Copy the data word for word, beginning with its first line and stopping after the line that contains "row-number-cell: 50 <box>4 653 51 713</box>". Include both of those lines.

[BEGIN PROVIDED DATA]

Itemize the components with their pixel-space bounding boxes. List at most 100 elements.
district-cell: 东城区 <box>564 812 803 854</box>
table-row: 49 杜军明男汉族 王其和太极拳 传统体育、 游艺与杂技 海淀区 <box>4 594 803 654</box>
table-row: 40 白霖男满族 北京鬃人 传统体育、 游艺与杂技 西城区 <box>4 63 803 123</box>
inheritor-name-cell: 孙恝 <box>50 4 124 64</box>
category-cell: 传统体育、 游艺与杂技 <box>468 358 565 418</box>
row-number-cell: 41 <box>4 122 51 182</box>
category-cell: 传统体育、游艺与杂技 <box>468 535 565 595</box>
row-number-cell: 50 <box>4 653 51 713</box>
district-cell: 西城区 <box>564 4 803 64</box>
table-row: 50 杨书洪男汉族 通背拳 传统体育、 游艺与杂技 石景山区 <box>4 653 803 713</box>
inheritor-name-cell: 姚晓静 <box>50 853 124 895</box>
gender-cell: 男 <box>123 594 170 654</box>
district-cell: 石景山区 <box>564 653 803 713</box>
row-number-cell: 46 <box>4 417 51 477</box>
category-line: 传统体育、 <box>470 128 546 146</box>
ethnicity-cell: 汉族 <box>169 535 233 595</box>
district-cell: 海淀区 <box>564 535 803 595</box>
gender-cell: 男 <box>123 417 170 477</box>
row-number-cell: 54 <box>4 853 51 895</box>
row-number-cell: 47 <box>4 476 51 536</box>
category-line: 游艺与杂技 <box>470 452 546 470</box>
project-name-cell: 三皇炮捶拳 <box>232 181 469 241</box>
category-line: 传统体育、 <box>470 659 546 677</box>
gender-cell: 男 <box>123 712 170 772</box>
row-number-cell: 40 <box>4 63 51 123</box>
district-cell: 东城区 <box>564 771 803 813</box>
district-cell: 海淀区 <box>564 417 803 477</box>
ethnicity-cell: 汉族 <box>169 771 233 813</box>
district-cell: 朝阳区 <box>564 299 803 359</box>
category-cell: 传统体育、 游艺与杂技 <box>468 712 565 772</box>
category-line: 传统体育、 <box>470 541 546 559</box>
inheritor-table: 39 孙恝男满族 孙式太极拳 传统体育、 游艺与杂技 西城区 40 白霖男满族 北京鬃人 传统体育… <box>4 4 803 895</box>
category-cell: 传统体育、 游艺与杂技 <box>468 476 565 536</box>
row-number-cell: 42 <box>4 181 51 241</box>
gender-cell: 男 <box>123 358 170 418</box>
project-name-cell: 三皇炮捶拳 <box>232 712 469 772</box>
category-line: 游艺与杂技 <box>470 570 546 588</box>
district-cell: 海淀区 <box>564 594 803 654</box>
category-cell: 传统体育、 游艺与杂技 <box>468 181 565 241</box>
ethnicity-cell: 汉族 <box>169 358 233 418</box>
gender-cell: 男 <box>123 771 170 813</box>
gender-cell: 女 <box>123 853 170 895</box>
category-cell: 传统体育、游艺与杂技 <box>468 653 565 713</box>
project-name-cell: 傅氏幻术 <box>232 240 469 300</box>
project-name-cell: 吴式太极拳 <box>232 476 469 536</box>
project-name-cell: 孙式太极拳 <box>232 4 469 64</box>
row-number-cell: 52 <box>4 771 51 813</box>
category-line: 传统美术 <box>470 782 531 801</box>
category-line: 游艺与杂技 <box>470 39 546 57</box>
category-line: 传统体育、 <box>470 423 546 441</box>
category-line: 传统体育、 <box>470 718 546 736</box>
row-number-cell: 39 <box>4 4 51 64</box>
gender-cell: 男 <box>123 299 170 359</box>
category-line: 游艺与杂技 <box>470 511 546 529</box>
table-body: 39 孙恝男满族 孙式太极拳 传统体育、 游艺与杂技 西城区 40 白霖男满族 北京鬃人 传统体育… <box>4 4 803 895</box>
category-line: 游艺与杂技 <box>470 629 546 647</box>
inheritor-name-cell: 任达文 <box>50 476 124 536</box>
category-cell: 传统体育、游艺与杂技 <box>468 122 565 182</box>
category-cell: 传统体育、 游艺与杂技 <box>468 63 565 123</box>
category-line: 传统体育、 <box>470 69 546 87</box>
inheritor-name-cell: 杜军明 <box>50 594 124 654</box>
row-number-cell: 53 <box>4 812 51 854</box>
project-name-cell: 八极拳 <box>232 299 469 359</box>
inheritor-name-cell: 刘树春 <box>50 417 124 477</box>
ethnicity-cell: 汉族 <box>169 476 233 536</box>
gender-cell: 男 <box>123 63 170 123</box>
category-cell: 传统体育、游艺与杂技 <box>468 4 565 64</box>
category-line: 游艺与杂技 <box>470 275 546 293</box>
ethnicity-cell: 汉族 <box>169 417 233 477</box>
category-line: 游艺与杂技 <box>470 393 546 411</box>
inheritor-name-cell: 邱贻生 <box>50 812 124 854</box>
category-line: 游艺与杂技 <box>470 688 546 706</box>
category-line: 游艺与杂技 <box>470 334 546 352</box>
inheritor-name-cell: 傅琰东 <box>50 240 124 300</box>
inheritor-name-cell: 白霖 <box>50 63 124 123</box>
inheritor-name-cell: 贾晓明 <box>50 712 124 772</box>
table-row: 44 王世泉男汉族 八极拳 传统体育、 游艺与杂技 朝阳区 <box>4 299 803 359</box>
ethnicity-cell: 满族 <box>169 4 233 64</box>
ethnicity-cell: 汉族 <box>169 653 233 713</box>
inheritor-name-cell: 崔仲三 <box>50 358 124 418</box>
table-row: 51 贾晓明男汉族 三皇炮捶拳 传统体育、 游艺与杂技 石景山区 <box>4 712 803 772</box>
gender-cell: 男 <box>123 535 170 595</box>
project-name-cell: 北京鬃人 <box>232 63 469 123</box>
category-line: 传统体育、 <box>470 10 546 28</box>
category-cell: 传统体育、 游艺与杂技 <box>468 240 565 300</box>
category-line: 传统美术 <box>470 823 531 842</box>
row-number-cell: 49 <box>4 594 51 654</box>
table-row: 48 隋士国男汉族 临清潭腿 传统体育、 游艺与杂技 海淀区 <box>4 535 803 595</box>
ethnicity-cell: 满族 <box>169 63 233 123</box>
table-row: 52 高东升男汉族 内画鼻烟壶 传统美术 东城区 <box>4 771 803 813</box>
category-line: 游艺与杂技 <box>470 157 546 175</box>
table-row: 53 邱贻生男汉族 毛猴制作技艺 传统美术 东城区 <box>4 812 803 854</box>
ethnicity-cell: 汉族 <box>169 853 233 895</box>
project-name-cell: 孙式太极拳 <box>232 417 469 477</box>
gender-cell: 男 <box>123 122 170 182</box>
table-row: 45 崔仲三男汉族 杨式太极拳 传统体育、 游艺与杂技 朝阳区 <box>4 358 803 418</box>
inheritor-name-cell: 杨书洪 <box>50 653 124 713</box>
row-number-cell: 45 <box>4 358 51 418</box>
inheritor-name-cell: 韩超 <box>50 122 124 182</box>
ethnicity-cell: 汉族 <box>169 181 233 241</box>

[END PROVIDED DATA]

## CORRECT OUTPUT
Itemize the components with their pixel-space bounding boxes. List at most 100 elements.
district-cell: 东城区 <box>564 812 803 854</box>
table-row: 49 杜军明男汉族 王其和太极拳 传统体育、 游艺与杂技 海淀区 <box>4 594 803 654</box>
table-row: 40 白霖男满族 北京鬃人 传统体育、 游艺与杂技 西城区 <box>4 63 803 123</box>
inheritor-name-cell: 孙恝 <box>50 4 124 64</box>
category-cell: 传统体育、 游艺与杂技 <box>468 358 565 418</box>
row-number-cell: 41 <box>4 122 51 182</box>
category-cell: 传统体育、游艺与杂技 <box>468 535 565 595</box>
row-number-cell: 50 <box>4 653 51 713</box>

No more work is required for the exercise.